[Work required] Collect from the data below each line with "image".

[Recorded data]

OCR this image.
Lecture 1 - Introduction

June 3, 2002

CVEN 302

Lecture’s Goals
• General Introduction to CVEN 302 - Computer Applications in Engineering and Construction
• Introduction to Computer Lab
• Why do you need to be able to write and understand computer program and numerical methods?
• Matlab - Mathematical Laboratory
* * *
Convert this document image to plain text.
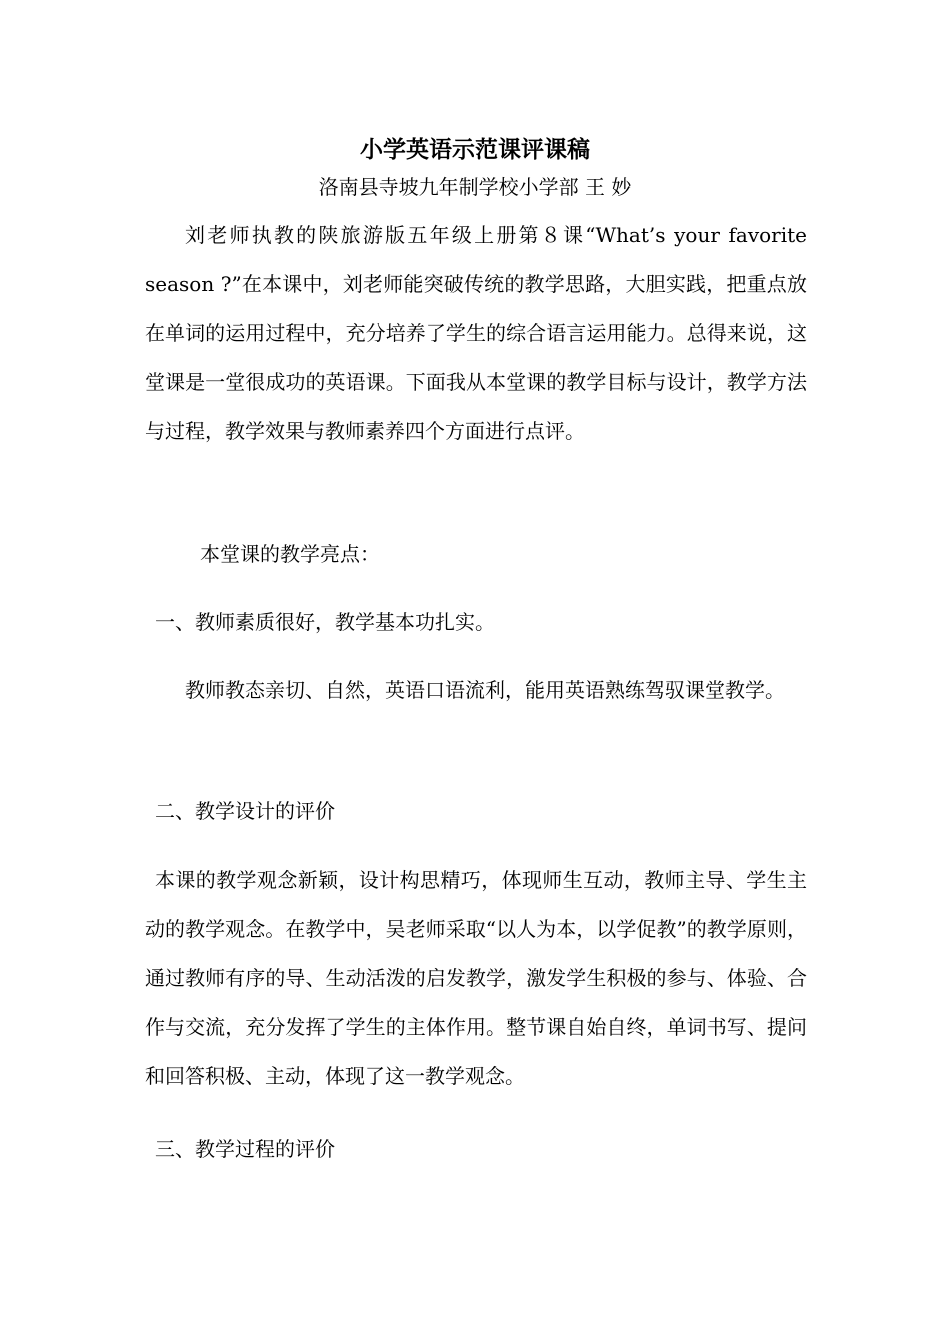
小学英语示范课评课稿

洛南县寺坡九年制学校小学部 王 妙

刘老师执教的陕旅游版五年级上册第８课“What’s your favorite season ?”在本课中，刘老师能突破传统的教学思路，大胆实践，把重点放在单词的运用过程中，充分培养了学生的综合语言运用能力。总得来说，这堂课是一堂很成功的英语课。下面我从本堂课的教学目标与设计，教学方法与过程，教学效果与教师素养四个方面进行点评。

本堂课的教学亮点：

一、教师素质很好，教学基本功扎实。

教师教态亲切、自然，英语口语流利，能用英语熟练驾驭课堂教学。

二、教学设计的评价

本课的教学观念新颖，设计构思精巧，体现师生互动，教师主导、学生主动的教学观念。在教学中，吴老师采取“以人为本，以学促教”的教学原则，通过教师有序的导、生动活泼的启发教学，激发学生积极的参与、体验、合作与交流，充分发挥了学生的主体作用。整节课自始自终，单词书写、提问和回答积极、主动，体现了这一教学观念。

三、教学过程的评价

[Written response]
OCR this image.
Convert this document image to plain text.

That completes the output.